*STATED EXERCISE*
In the entries below, find the lines with the word "Output" and copy them.

## start DATA IN THIS EXERCISE

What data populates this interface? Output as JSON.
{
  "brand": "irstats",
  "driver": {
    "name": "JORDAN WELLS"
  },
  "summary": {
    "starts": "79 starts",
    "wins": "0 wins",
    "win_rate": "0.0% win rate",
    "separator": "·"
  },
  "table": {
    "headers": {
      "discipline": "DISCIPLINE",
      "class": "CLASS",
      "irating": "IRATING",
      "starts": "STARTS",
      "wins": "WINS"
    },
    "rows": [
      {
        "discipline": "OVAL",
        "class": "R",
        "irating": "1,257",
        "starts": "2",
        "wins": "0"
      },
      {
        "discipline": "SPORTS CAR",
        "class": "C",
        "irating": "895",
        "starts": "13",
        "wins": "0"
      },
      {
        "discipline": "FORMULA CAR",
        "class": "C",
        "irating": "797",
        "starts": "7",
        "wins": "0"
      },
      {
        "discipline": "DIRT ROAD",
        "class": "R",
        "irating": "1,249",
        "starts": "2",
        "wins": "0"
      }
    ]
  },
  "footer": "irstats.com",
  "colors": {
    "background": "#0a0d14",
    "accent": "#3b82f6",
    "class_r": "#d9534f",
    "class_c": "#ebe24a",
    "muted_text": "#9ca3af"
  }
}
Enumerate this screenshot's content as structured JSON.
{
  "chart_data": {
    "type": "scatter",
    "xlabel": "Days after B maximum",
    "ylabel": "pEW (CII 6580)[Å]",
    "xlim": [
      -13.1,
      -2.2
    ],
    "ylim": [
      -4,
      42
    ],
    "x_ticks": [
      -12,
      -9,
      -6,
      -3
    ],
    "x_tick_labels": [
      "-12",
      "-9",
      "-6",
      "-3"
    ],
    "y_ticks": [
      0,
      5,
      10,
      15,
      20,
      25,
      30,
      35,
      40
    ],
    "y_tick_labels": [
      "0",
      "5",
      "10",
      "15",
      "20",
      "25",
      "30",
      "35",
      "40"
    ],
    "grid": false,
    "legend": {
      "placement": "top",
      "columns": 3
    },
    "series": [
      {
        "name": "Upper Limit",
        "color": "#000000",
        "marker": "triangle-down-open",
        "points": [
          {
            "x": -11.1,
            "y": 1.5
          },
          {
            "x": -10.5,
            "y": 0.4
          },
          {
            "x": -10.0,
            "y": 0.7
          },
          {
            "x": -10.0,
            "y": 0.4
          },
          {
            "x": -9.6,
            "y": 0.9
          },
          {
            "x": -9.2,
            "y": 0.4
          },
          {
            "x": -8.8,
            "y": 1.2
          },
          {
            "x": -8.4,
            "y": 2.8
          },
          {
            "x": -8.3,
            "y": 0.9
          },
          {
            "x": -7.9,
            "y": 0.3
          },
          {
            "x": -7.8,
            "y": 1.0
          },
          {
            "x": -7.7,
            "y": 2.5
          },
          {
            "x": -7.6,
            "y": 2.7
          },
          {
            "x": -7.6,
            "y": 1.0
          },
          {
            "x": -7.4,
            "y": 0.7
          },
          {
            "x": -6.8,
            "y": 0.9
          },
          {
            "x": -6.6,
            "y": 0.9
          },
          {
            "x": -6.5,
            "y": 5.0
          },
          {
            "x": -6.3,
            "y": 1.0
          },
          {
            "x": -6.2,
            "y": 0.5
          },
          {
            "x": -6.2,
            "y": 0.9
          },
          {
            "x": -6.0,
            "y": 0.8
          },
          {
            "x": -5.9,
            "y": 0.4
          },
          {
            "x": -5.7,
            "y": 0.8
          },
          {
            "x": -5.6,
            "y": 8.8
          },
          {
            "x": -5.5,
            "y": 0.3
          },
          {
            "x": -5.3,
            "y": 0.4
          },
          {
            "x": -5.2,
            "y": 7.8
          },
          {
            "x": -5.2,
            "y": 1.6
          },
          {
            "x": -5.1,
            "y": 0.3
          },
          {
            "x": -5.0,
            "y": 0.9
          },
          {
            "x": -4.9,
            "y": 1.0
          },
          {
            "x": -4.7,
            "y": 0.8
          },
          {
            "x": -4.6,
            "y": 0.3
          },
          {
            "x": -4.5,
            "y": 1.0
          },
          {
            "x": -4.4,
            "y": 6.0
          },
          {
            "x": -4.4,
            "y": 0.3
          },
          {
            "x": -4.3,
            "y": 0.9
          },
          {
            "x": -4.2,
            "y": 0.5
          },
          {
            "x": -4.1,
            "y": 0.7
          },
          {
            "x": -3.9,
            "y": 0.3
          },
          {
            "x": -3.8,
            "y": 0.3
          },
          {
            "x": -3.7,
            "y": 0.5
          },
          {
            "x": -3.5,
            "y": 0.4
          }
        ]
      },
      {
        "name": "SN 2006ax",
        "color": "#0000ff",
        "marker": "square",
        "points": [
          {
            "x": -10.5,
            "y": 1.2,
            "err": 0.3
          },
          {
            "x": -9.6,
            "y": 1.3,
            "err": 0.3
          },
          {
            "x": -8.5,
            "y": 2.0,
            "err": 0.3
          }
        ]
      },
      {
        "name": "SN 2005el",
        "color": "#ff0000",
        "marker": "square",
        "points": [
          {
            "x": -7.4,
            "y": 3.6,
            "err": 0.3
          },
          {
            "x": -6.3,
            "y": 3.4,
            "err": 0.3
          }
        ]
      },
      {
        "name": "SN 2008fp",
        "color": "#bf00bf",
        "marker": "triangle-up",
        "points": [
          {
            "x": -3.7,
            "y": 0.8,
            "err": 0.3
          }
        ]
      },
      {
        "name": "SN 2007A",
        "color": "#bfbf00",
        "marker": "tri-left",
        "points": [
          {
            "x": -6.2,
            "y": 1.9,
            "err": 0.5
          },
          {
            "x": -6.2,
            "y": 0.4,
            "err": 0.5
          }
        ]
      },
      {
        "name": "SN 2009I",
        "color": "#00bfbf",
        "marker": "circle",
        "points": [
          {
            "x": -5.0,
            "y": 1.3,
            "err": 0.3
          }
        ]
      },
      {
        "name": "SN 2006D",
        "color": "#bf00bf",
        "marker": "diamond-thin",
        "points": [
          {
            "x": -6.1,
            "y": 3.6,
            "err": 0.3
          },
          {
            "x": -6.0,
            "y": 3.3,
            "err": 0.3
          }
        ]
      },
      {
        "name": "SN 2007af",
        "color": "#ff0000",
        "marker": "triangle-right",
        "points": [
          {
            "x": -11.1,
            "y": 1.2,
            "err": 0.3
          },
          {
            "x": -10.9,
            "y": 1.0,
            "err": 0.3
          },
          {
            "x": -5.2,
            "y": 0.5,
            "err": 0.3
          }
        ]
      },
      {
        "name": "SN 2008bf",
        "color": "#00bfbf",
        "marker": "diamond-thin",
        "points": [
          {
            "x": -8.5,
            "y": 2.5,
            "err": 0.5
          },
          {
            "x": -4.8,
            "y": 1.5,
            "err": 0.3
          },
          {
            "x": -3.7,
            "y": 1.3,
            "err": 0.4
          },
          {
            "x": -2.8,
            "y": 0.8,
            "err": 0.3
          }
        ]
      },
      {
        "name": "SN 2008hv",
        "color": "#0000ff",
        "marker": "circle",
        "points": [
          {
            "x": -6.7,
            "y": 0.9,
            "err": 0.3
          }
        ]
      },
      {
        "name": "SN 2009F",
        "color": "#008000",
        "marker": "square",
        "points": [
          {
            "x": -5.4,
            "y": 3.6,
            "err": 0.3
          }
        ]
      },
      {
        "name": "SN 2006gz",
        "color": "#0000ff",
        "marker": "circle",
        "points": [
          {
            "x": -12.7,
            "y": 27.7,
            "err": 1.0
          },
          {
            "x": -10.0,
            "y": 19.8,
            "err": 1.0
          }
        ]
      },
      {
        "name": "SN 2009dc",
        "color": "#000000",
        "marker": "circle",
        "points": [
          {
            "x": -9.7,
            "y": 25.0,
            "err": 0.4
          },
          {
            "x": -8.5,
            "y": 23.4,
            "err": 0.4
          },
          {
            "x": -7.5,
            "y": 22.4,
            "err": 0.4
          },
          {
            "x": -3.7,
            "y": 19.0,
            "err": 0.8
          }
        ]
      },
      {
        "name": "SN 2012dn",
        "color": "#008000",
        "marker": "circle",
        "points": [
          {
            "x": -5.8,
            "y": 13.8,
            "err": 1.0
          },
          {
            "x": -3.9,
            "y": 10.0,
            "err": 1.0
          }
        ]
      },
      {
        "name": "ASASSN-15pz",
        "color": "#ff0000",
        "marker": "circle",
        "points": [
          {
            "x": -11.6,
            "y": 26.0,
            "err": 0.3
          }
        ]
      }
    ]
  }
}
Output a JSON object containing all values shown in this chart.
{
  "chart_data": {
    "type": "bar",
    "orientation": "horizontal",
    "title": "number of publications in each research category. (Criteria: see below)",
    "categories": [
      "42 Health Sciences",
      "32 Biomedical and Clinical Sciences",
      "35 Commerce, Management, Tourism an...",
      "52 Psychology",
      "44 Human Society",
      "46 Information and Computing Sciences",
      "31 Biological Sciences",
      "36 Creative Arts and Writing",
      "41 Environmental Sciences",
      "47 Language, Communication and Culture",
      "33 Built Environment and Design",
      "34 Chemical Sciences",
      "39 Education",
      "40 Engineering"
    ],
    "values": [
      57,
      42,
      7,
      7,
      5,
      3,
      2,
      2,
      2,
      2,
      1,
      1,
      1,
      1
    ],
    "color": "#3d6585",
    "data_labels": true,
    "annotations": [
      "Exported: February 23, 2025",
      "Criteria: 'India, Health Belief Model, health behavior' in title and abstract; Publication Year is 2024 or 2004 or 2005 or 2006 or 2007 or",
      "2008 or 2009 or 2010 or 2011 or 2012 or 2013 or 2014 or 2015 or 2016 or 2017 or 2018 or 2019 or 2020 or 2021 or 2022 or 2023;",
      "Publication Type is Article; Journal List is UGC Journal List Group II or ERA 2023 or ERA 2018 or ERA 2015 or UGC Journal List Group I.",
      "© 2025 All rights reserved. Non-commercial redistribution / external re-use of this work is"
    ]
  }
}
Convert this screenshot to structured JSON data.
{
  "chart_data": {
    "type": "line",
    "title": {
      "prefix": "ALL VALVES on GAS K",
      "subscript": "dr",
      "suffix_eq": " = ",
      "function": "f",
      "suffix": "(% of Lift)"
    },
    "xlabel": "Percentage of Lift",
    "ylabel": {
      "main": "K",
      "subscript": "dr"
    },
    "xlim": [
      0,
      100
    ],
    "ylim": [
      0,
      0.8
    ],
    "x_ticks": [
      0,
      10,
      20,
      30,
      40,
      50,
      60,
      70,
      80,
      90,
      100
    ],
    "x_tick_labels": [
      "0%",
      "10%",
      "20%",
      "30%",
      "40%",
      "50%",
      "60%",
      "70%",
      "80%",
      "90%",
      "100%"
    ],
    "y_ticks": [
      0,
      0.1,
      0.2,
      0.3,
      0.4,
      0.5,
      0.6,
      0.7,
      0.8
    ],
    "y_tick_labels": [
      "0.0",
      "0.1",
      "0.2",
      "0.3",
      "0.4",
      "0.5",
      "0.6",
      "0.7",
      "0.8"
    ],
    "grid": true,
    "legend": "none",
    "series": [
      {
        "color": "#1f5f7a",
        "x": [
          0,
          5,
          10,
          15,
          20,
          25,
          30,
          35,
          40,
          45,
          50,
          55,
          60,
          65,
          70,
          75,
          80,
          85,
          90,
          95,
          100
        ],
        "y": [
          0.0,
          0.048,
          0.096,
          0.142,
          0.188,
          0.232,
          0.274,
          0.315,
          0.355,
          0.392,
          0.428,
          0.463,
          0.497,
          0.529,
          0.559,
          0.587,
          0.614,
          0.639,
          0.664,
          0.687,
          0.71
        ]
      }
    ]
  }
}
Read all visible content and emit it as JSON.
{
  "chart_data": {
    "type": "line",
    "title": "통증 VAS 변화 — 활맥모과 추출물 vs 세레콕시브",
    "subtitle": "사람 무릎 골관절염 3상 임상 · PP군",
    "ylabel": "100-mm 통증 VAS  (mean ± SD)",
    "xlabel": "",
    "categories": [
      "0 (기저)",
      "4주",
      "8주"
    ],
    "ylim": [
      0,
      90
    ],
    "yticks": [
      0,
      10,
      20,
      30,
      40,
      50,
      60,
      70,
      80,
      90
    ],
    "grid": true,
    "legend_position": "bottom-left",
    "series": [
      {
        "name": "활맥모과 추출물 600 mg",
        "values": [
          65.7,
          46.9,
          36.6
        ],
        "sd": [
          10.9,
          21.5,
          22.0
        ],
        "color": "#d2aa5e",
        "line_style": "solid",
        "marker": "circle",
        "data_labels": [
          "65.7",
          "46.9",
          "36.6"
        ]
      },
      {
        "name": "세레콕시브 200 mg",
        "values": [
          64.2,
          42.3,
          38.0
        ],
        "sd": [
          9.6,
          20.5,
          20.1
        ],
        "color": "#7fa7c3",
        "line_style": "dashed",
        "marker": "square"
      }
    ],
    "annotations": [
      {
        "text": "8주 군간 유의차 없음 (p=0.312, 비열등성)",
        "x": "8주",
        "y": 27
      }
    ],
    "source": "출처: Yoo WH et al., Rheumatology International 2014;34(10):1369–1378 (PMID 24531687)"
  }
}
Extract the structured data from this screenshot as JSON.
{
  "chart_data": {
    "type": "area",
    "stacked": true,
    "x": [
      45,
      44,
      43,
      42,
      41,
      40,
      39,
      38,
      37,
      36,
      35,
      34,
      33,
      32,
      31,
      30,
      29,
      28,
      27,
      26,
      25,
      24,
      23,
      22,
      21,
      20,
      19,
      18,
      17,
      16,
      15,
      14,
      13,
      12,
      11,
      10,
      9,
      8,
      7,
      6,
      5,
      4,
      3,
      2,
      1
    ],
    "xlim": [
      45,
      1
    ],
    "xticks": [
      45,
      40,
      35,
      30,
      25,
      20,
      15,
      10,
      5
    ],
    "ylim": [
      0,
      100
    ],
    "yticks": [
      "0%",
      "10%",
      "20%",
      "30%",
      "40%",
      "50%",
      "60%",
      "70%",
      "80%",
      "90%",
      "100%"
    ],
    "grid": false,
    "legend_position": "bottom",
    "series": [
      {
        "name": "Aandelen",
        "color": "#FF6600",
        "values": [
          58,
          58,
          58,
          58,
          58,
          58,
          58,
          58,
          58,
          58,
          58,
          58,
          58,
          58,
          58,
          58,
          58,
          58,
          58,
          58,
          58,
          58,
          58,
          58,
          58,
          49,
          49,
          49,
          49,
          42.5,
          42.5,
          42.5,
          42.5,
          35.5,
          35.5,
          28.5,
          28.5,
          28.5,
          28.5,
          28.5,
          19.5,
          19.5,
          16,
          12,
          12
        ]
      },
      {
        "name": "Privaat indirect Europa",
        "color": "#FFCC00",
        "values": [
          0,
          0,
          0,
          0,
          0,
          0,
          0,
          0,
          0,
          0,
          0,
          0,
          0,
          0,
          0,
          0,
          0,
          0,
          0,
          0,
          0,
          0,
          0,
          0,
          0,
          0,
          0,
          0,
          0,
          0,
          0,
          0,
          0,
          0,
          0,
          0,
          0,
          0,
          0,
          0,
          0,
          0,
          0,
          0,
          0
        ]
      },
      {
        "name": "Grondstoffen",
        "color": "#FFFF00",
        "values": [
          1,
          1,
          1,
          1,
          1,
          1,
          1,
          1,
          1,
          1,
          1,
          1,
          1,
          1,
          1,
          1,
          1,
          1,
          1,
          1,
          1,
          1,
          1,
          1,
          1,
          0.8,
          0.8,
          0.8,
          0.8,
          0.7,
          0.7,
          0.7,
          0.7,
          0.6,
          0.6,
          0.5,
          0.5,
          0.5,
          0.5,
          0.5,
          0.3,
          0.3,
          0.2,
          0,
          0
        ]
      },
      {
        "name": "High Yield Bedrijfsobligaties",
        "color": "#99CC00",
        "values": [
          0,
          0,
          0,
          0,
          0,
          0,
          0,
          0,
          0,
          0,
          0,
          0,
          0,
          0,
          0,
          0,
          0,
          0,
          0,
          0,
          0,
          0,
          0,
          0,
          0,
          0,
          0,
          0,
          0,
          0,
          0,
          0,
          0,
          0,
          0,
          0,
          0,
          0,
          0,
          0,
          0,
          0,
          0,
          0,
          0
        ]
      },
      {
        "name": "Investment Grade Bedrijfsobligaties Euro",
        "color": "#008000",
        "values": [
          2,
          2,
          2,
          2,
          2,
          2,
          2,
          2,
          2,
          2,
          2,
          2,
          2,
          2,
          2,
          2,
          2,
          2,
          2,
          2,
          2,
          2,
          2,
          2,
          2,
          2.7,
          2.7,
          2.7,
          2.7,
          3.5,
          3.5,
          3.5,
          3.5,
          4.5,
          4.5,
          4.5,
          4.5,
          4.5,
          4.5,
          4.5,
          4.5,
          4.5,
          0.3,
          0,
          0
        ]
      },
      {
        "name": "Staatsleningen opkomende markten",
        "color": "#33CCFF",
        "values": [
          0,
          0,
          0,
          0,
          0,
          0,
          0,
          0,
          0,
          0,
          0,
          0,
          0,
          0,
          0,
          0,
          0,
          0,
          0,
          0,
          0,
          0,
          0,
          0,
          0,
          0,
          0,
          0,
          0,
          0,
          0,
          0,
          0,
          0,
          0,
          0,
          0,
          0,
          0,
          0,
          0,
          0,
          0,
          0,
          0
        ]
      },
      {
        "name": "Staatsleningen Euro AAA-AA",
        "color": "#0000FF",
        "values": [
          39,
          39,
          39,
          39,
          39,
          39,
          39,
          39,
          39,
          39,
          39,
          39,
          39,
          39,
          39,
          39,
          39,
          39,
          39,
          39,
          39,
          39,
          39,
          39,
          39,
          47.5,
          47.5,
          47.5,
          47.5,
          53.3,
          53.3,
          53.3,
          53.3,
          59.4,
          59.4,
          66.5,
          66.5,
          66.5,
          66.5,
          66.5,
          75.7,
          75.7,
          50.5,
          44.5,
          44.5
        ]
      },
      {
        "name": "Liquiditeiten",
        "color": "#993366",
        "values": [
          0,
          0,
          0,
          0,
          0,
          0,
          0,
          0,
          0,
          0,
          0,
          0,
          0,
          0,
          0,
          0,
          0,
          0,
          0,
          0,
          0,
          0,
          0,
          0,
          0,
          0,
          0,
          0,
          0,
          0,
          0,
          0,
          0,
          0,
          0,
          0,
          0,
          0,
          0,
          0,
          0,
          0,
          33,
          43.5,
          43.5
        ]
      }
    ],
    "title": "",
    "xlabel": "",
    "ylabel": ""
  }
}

## end DATA IN THIS EXERCISE

*RESPONSE TO THE TASK*
What data populates this interface? Output as JSON.
Output a JSON object containing all values shown in this chart.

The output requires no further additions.